■ CHALLENGE: In the passage below about European colonialism in Africa, which group set foot in Africa first?

■ GIVEN TEXT:
★ ★ ★ ★ ★ ★ ★

These were people that aimed to improve Africa and the Native groups living in it. However, the reason that the missionaries and explorers set foot as the first group in Africa was to introduce the very deceitful idea that Europe was interested in making life better for these people who knew nothing of civilization. The politics that later set in from the late eighteenth century going forward, clearly expose the foundations of genocide in this continent that was before that full of culture and life. Of importance to note is that the extermination policy first affected the Africans and other Peoples inferior to Europe. However, this same ideology that made Europe bask in the pride of its superiority later culminated to their own Holocaust. Lindqvist powerfully reckons with the past and offers enormous contribution to colonial African Literature as well as the genocide practiced by Europe.

★ ★ ★ ★ ★ ★ ★

■ DATA:

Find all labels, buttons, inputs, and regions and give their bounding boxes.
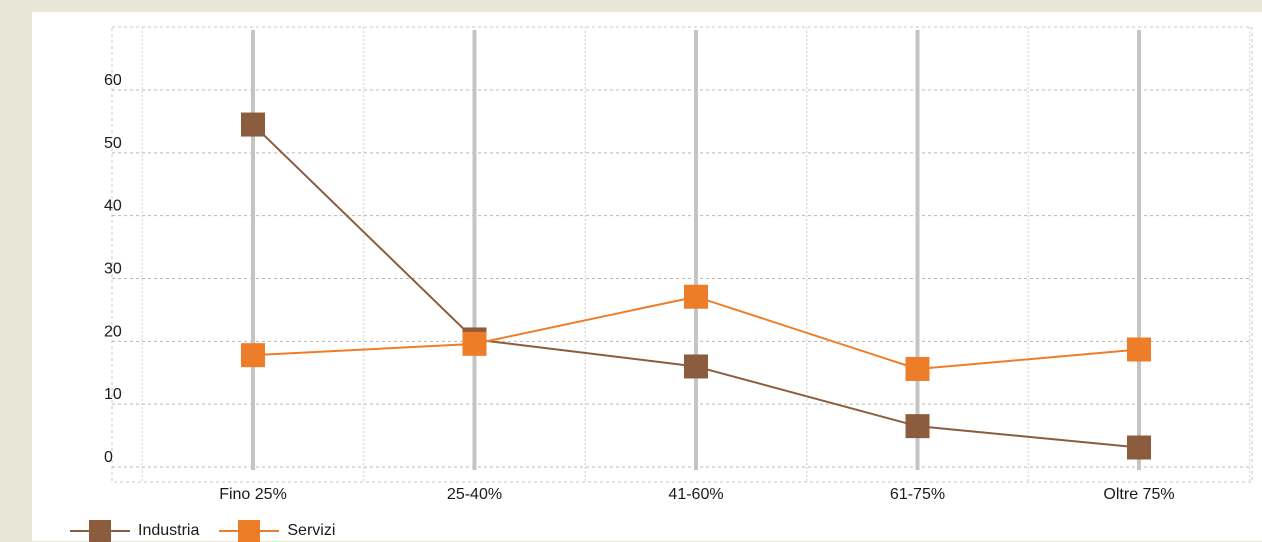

★ ★ ★ ★ ★ ★ ★

■ THE SOLUTION: The missionaries and explorers.